Look through the material below. Copy each line that contains the string "histórias".

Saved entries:
= = =

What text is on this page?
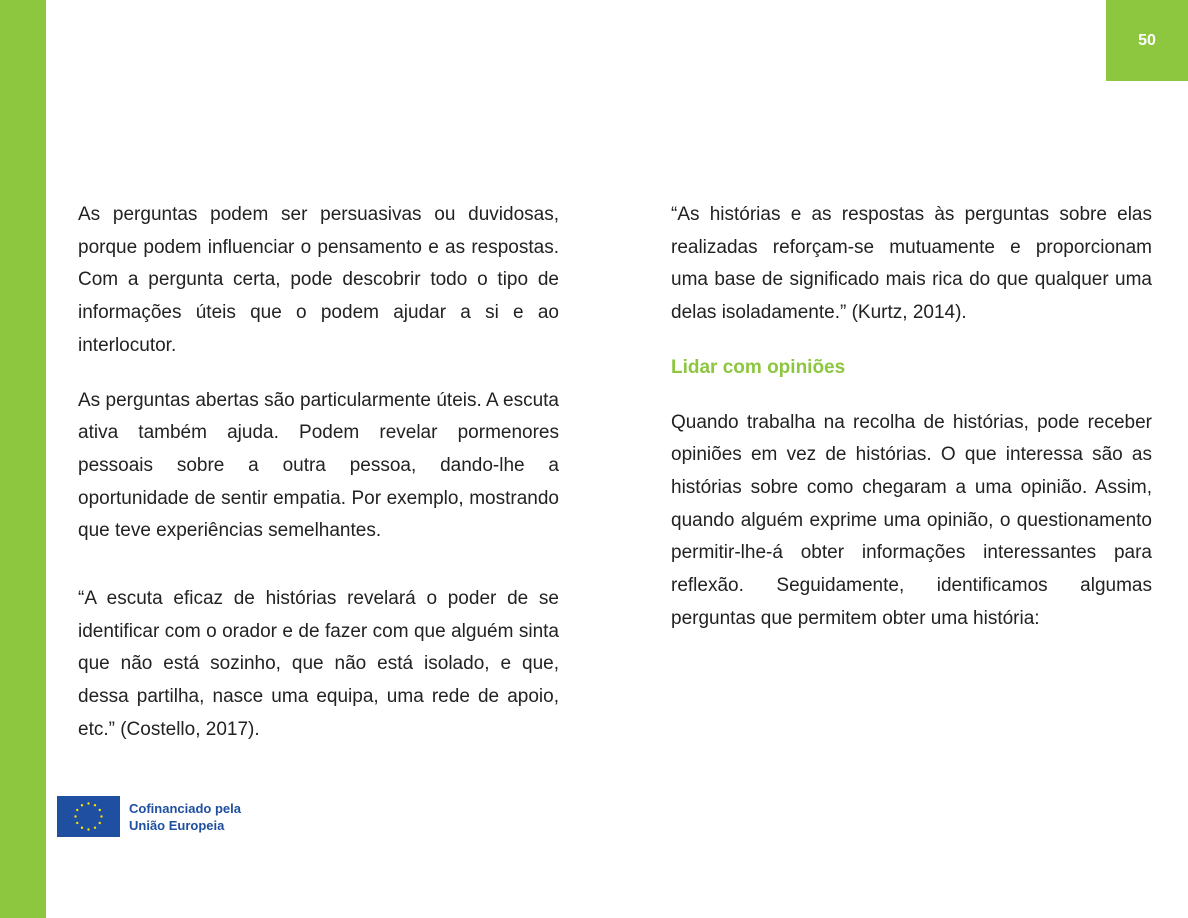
50

As perguntas podem ser persuasivas ou duvidosas, porque podem influenciar o pensamento e as respostas. Com a pergunta certa, pode descobrir todo o tipo de informações úteis que o podem ajudar a si e ao interlocutor.

As perguntas abertas são particularmente úteis. A escuta ativa também ajuda. Podem revelar pormenores pessoais sobre a outra pessoa, dando-lhe a oportunidade de sentir empatia. Por exemplo, mostrando que teve experiências semelhantes.

“A escuta eficaz de histórias revelará o poder de se identificar com o orador e de fazer com que alguém sinta que não está sozinho, que não está isolado, e que, dessa partilha, nasce uma equipa, uma rede de apoio, etc.” (Costello, 2017).

“As histórias e as respostas às perguntas sobre elas realizadas reforçam-se mutuamente e proporcionam uma base de significado mais rica do que qualquer uma delas isoladamente.” (Kurtz, 2014).

Lidar com opiniões

Quando trabalha na recolha de histórias, pode receber opiniões em vez de histórias. O que interessa são as histórias sobre como chegaram a uma opinião. Assim, quando alguém exprime uma opinião, o questionamento permitir-lhe-á obter informações interessantes para reflexão. Seguidamente, identificamos algumas perguntas que permitem obter uma história:

Cofinanciado pela
União Europeia
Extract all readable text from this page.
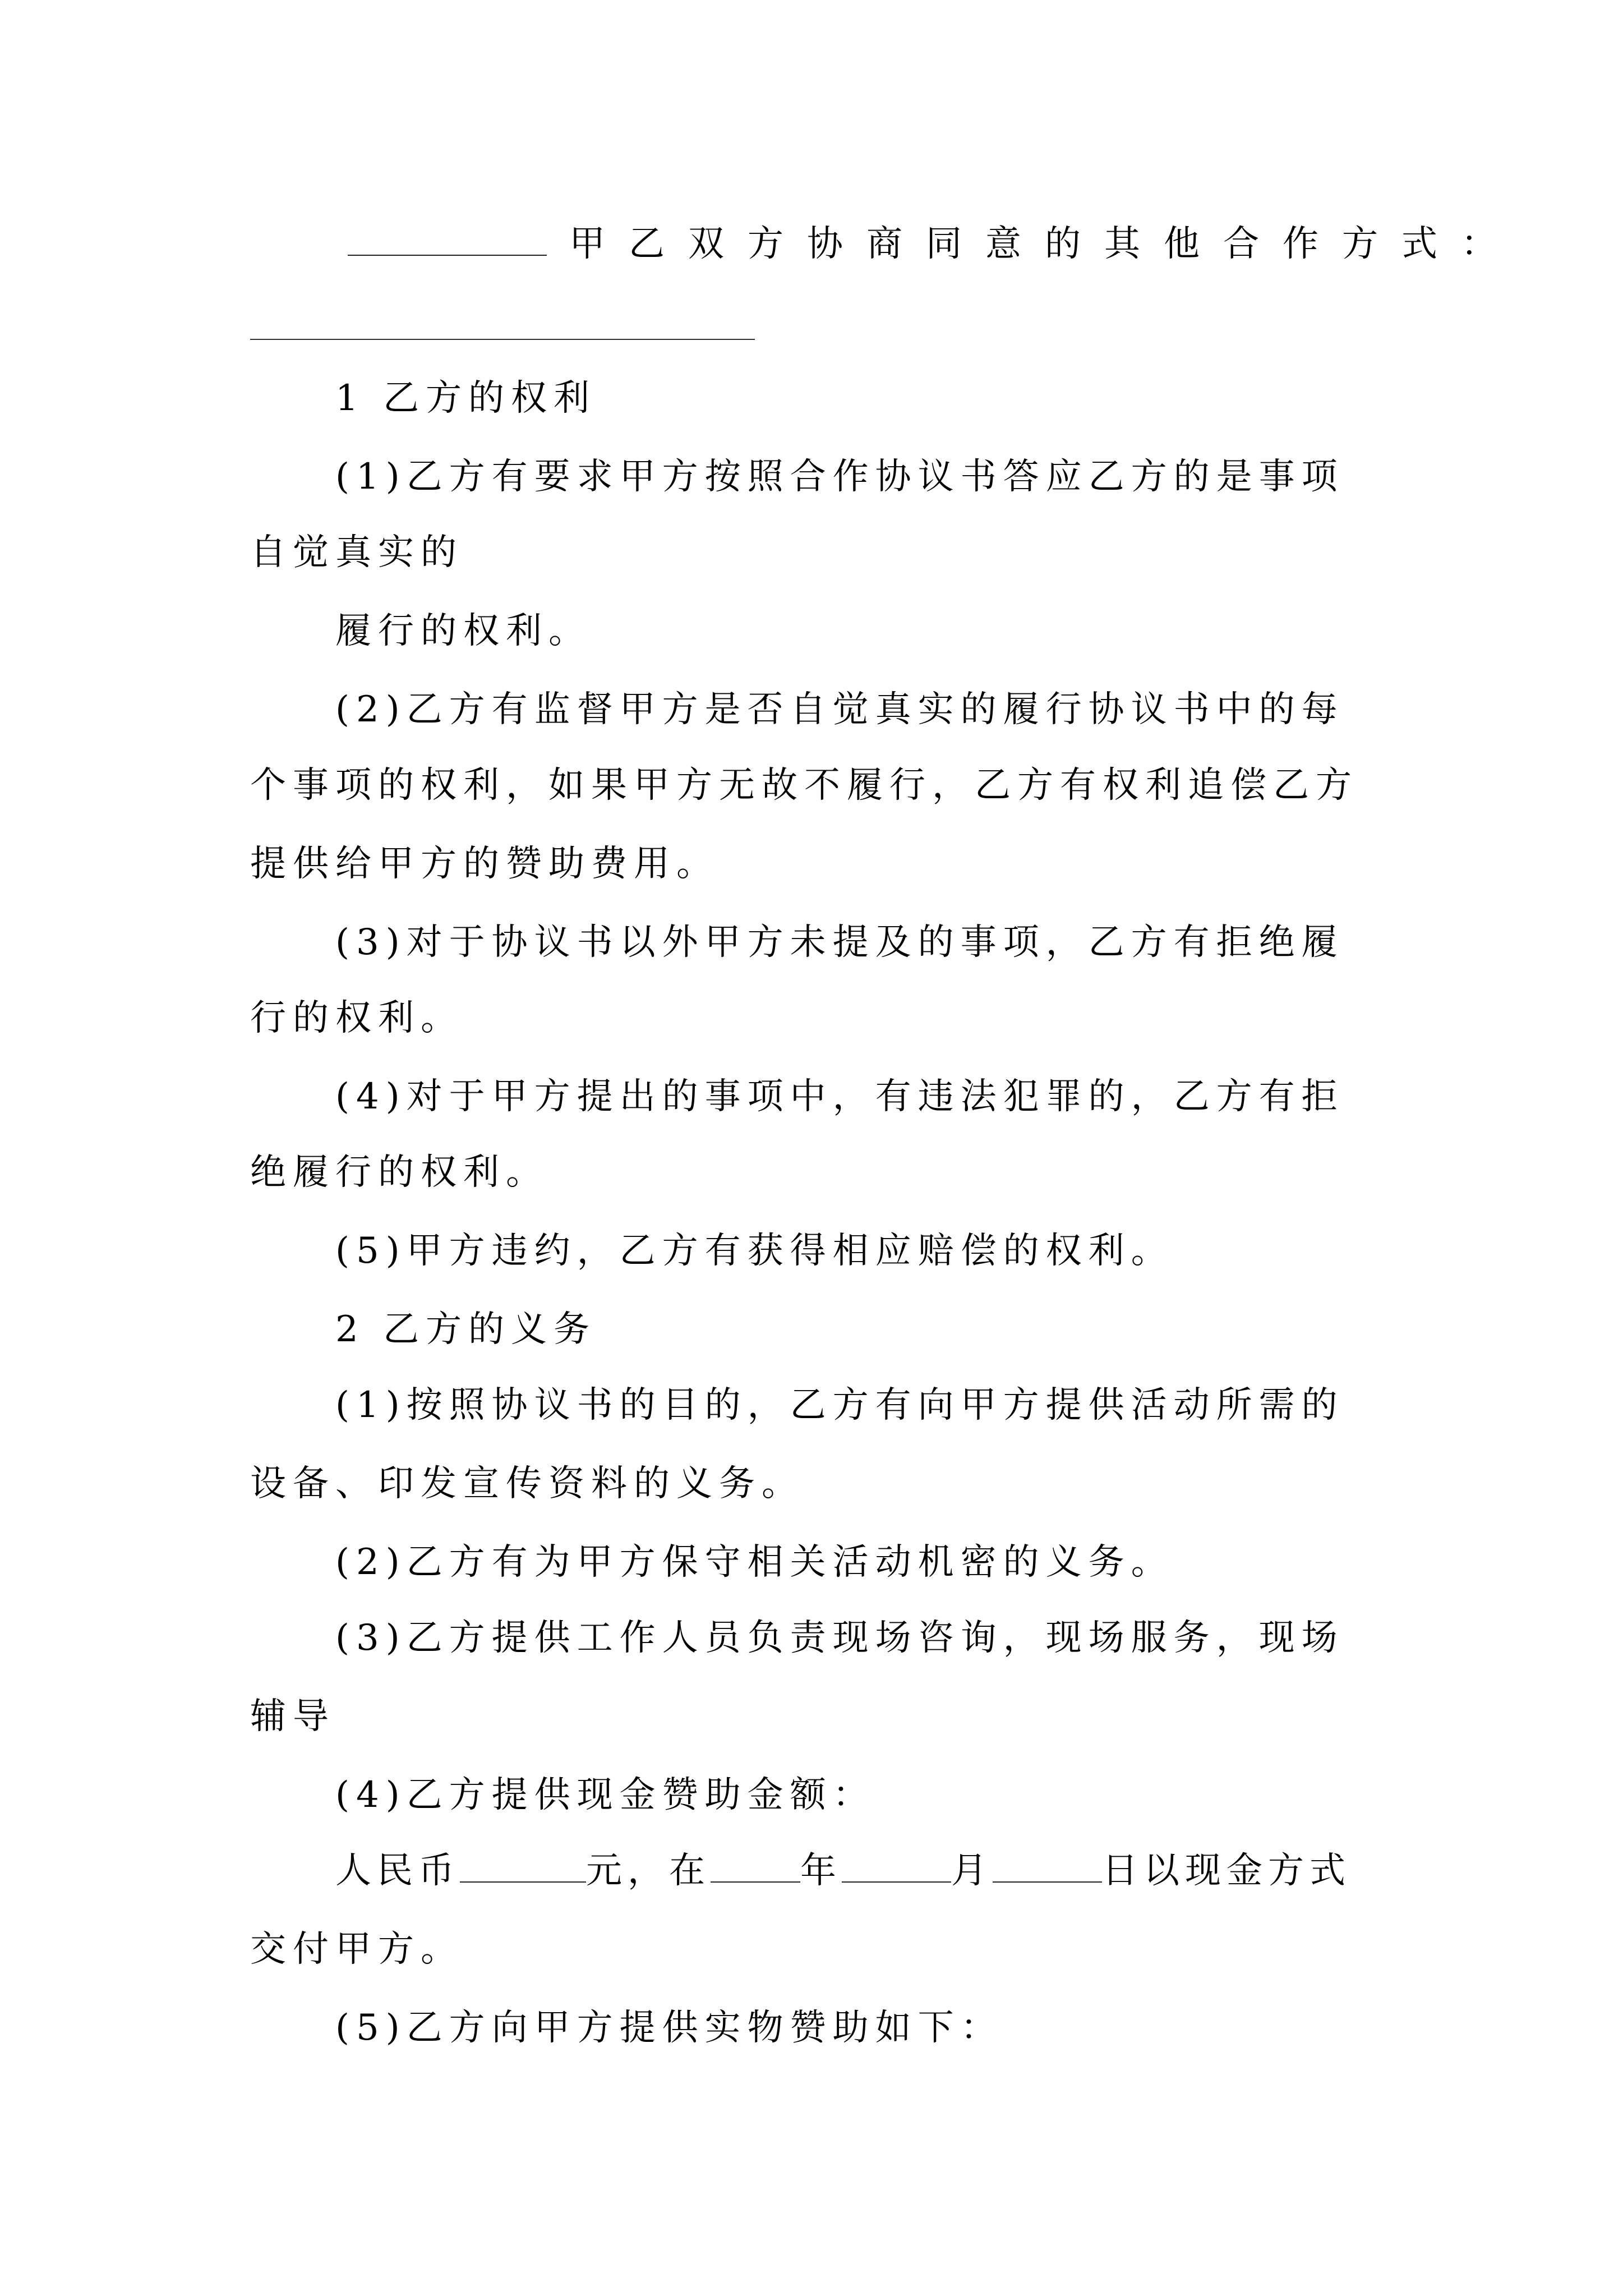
甲乙双方协商同意的其他合作方式：
1 乙方的权利
(1)乙方有要求甲方按照合作协议书答应乙方的是事项
自觉真实的
履行的权利。
(2)乙方有监督甲方是否自觉真实的履行协议书中的每
个事项的权利，如果甲方无故不履行，乙方有权利追偿乙方
提供给甲方的赞助费用。
(3)对于协议书以外甲方未提及的事项，乙方有拒绝履
行的权利。
(4)对于甲方提出的事项中，有违法犯罪的，乙方有拒
绝履行的权利。
(5)甲方违约，乙方有获得相应赔偿的权利。
2 乙方的义务
(1)按照协议书的目的，乙方有向甲方提供活动所需的
设备、印发宣传资料的义务。
(2)乙方有为甲方保守相关活动机密的义务。
(3)乙方提供工作人员负责现场咨询，现场服务，现场
辅导
(4)乙方提供现金赞助金额：
人民币	元，在	年	月	日以现金方式
交付甲方。
(5)乙方向甲方提供实物赞助如下：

= = =

> ANSWER TO THE TASK
“A escuta eficaz de histórias revelará o poder de se identificar com o orador e de fazer com que alguém sinta que não está sozinho, que não está isolado, e que, dessa partilha, nasce uma equipa, uma rede de apoio, etc.” (Costello, 2017).
“As histórias e as respostas às perguntas sobre elas realizadas reforçam-se mutuamente e proporcionam uma base de significado mais rica do que qualquer uma delas isoladamente.” (Kurtz, 2014).
Quando trabalha na recolha de histórias, pode receber opiniões em vez de histórias. O que interessa são as histórias sobre como chegaram a uma opinião. Assim, quando alguém exprime uma opinião, o questionamento permitir-lhe-á obter informações interessantes para reflexão. Seguidamente, identificamos algumas perguntas que permitem obter uma história:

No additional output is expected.